▸ **EXERCISE TASK**
Identify all lines of the data containing the string "shadow" and copy them.

▸ **DATASET RECORDS**
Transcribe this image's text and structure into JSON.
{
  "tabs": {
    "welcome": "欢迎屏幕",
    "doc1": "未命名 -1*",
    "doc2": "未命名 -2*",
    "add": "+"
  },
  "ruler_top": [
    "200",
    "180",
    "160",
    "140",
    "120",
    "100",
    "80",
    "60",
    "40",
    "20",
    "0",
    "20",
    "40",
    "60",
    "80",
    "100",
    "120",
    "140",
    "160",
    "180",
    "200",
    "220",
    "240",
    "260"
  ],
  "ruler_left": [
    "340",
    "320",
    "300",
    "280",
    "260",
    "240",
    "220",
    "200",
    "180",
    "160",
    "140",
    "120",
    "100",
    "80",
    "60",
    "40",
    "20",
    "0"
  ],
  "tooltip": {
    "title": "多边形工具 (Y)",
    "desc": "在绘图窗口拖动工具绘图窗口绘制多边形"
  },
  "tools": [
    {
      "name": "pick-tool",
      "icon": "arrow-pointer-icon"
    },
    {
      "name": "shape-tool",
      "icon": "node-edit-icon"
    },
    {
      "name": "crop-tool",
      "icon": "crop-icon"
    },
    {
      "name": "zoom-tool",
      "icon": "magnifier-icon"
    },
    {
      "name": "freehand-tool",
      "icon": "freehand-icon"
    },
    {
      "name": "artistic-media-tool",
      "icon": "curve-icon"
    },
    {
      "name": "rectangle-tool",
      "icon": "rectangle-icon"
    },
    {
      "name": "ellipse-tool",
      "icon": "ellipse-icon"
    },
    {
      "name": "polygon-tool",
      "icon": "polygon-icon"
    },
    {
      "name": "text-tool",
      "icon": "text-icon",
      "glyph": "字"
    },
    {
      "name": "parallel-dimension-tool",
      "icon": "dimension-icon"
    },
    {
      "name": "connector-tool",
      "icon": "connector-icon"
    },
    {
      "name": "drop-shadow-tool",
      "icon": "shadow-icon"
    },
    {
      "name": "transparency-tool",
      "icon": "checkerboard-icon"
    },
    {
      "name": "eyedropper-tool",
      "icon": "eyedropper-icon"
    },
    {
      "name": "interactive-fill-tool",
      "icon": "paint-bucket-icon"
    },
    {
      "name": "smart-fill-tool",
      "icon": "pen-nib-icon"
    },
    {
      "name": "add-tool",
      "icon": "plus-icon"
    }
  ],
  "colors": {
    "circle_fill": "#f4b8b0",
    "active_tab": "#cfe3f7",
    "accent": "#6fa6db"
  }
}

▸ **ANSWER BELOW**
      "name": "drop-shadow-tool",
      "icon": "shadow-icon"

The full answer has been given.